PROBLEM TO SOLVE -
From the article on the album Sucesso do Inconsciente, quote word for word the part starting with "Sucesso do Inconsciente" and going on through "for this track.".

EXCERPT PROVIDED -
Sucesso do Inconsciente (Portuguese for "Success of the Unconscious") is the fourth studio album by Brazilian new wave band João Penca e Seus Miquinhos Amestrados. It was released in 1989 by independent label Esfinge.

The album spawned the hit single "Matinê no Rian", which would be used as the opening theme of the telenovela O Sexo dos Anjos. Paula Toller of Kid Abelha fame provides additional vocals for this track.

Background
"Matinê no Rian" references the Cinema Rian, a famous now-defunct movie theater in Rio de Janeiro which was founded by then-First Lady of Brazil Nair de Tefé in 1932 and demolished in 1983.

"S.O.S. Miquinhos" is a medley (or, as João Penca puts it, "merdley", a portmanteau of "merda" — the Portuguese word for "shit" — and "medley") comprising the tracks "Namoradinha de um Amigo Meu" (a parody of Roberto Carlos' eponymous song), "Esperto É o Coqueiro", "Certo ou Errado", "Rua Augusta", "Vem Quente que Eu Estou Fervendo" and a cover of Christie's "Yellow River".

Covers/parodies

Every João Penca album features Portuguese-language covers/parodies of old 1940s/1950s rock and roll/rockabilly and 1960s surf music songs.

MATERIAL -

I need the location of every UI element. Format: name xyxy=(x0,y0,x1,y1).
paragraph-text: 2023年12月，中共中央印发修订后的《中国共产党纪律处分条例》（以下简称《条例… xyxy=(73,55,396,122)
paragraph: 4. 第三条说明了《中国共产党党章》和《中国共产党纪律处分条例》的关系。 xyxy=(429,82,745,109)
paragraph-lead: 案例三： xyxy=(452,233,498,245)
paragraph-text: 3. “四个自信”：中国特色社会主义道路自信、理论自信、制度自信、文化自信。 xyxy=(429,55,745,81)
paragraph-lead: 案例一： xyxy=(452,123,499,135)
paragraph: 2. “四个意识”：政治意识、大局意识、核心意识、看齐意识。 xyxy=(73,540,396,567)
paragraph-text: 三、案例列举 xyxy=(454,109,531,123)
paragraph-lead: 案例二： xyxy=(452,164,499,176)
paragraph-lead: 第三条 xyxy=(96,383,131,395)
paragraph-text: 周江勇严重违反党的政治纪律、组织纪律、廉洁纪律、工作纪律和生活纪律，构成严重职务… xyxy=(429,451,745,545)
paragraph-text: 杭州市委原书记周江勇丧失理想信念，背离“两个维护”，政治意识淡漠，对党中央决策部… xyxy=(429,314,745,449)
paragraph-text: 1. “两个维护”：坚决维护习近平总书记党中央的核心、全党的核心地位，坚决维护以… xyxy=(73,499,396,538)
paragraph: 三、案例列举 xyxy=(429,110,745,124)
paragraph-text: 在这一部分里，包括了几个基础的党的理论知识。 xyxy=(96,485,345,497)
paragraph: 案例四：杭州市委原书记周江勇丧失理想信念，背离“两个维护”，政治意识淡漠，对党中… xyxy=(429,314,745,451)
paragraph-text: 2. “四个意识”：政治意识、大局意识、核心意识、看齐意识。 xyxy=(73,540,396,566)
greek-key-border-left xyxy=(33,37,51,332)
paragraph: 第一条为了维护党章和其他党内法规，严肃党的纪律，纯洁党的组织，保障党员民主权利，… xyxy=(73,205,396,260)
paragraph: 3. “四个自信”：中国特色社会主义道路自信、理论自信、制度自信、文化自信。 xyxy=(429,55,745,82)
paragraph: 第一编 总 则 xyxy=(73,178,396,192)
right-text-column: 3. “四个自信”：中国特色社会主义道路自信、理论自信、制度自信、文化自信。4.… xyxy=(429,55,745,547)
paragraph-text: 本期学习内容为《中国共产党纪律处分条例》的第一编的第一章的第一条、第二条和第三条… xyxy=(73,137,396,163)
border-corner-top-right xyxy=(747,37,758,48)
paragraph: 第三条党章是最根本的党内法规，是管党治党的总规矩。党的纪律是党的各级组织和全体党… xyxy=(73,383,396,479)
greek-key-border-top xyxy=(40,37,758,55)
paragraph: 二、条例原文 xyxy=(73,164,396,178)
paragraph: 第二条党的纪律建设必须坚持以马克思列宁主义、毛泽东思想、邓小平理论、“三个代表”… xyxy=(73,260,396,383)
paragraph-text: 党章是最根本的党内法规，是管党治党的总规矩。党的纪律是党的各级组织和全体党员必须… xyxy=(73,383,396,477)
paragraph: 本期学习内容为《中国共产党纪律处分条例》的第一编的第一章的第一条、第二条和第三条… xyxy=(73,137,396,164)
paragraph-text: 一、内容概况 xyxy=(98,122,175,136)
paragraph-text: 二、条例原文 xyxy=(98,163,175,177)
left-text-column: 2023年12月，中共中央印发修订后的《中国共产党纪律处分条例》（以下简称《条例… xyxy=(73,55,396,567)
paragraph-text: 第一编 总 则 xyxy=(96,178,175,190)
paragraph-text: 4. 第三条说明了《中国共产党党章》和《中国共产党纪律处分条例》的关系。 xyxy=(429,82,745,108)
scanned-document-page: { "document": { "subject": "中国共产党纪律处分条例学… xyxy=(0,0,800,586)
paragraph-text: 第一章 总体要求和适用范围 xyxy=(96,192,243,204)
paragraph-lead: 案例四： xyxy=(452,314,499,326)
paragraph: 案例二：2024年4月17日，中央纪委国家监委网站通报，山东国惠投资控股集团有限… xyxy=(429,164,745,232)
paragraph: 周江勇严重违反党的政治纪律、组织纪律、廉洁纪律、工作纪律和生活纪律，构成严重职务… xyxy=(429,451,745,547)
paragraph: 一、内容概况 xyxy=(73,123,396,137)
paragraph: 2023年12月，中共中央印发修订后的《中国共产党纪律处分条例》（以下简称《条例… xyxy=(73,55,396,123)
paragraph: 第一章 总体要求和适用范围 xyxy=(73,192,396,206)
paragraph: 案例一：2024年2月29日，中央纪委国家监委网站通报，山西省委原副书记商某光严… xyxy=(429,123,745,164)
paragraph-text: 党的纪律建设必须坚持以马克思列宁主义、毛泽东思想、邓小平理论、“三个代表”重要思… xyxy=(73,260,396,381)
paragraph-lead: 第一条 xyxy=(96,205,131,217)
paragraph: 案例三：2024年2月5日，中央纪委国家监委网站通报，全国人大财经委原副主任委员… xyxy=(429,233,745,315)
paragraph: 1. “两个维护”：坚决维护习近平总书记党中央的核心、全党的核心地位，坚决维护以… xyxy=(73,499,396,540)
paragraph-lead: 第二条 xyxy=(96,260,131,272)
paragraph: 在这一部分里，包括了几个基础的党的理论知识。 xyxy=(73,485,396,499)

COMPLETE ANSWER -
Sucesso do Inconsciente (Portuguese for "Success of the Unconscious") is the fourth studio album by Brazilian new wave band João Penca e Seus Miquinhos Amestrados. It was released in 1989 by independent label Esfinge.

The album spawned the hit single "Matinê no Rian", which would be used as the opening theme of the telenovela O Sexo dos Anjos. Paula Toller of Kid Abelha fame provides additional vocals for this track.